(Saved data entries)

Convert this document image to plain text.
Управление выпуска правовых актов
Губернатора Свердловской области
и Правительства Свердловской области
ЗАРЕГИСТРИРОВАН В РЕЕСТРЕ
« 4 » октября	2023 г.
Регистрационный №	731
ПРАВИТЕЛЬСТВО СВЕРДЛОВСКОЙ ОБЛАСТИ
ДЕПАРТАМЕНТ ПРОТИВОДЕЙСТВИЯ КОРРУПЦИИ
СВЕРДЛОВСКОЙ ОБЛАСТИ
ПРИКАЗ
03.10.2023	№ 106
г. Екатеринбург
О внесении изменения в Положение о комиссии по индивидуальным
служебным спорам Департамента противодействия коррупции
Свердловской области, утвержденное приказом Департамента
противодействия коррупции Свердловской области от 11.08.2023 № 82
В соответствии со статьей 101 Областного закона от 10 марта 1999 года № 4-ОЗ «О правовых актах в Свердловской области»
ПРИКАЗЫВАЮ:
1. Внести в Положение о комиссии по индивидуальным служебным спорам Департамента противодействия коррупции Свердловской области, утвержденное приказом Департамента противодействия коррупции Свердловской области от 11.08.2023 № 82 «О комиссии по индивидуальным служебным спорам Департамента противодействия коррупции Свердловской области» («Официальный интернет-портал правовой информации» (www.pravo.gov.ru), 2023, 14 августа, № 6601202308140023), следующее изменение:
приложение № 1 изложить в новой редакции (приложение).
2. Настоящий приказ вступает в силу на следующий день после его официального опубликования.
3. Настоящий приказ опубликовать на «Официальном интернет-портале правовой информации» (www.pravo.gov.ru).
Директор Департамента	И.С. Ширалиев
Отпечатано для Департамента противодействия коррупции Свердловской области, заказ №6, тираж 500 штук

--- DIRECTIVE ---
Copy out every line with the word "правовых".

--- WRITTEN REPLY ---
Управление выпуска правовых актов
В соответствии со статьей 101 Областного закона от 10 марта 1999 года № 4-ОЗ «О правовых актах в Свердловской области»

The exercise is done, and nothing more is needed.